[Start of Supplied data]

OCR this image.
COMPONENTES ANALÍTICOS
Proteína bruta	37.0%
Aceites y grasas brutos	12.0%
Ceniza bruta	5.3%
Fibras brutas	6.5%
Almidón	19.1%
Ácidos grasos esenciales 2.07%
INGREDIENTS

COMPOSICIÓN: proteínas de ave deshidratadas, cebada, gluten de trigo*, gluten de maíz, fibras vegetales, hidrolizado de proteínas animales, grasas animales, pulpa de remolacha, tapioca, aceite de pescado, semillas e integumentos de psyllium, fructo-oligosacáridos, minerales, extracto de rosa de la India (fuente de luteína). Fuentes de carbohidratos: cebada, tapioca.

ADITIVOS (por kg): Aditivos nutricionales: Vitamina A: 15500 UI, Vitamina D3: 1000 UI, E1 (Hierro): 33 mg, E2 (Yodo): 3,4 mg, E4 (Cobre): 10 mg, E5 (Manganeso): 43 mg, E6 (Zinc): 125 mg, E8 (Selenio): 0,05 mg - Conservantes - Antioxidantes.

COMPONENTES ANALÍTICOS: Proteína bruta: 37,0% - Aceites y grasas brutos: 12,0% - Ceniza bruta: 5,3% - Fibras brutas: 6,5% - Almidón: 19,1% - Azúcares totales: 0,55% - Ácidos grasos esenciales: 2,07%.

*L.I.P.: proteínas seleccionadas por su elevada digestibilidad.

[End of Supplied data]

The request
Restate the listing above word for word.

Exercise answer
OCR this image.
COMPONENTES ANALÍTICOS
Proteína bruta	37.0%
Aceites y grasas brutos	12.0%
Ceniza bruta	5.3%
Fibras brutas	6.5%
Almidón	19.1%
Ácidos grasos esenciales 2.07%
INGREDIENTS

COMPOSICIÓN: proteínas de ave deshidratadas, cebada, gluten de trigo*, gluten de maíz, fibras vegetales, hidrolizado de proteínas animales, grasas animales, pulpa de remolacha, tapioca, aceite de pescado, semillas e integumentos de psyllium, fructo-oligosacáridos, minerales, extracto de rosa de la India (fuente de luteína). Fuentes de carbohidratos: cebada, tapioca.

ADITIVOS (por kg): Aditivos nutricionales: Vitamina A: 15500 UI, Vitamina D3: 1000 UI, E1 (Hierro): 33 mg, E2 (Yodo): 3,4 mg, E4 (Cobre): 10 mg, E5 (Manganeso): 43 mg, E6 (Zinc): 125 mg, E8 (Selenio): 0,05 mg - Conservantes - Antioxidantes.

COMPONENTES ANALÍTICOS: Proteína bruta: 37,0% - Aceites y grasas brutos: 12,0% - Ceniza bruta: 5,3% - Fibras brutas: 6,5% - Almidón: 19,1% - Azúcares totales: 0,55% - Ácidos grasos esenciales: 2,07%.

*L.I.P.: proteínas seleccionadas por su elevada digestibilidad.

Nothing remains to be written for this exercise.